Exercise: Nothing in the records may be left out or altered; reproduce them all exactly.

Records from a dataset:

----

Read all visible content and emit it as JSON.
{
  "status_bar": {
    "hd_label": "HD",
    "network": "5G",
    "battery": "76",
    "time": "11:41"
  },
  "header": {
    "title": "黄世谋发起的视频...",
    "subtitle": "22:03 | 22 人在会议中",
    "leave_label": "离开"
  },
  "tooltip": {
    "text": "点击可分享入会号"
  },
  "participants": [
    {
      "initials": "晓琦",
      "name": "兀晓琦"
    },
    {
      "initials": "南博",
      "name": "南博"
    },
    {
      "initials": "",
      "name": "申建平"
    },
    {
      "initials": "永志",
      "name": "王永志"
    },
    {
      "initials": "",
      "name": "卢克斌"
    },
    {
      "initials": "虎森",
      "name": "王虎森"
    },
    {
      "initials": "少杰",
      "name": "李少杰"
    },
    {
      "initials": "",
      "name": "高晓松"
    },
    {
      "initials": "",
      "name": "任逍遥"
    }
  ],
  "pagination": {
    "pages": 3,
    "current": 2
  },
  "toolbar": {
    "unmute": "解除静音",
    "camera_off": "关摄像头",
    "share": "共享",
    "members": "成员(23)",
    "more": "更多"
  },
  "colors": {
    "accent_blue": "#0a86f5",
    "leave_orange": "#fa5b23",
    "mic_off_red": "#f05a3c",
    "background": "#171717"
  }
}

----

Result for this exercise:
Read all visible content and emit it as JSON.
{
  "status_bar": {
    "hd_label": "HD",
    "network": "5G",
    "battery": "76",
    "time": "11:41"
  },
  "header": {
    "title": "黄世谋发起的视频...",
    "subtitle": "22:03 | 22 人在会议中",
    "leave_label": "离开"
  },
  "tooltip": {
    "text": "点击可分享入会号"
  },
  "participants": [
    {
      "initials": "晓琦",
      "name": "兀晓琦"
    },
    {
      "initials": "南博",
      "name": "南博"
    },
    {
      "initials": "",
      "name": "申建平"
    },
    {
      "initials": "永志",
      "name": "王永志"
    },
    {
      "initials": "",
      "name": "卢克斌"
    },
    {
      "initials": "虎森",
      "name": "王虎森"
    },
    {
      "initials": "少杰",
      "name": "李少杰"
    },
    {
      "initials": "",
      "name": "高晓松"
    },
    {
      "initials": "",
      "name": "任逍遥"
    }
  ],
  "pagination": {
    "pages": 3,
    "current": 2
  },
  "toolbar": {
    "unmute": "解除静音",
    "camera_off": "关摄像头",
    "share": "共享",
    "members": "成员(23)",
    "more": "更多"
  },
  "colors": {
    "accent_blue": "#0a86f5",
    "leave_orange": "#fa5b23",
    "mic_off_red": "#f05a3c",
    "background": "#171717"
  }
}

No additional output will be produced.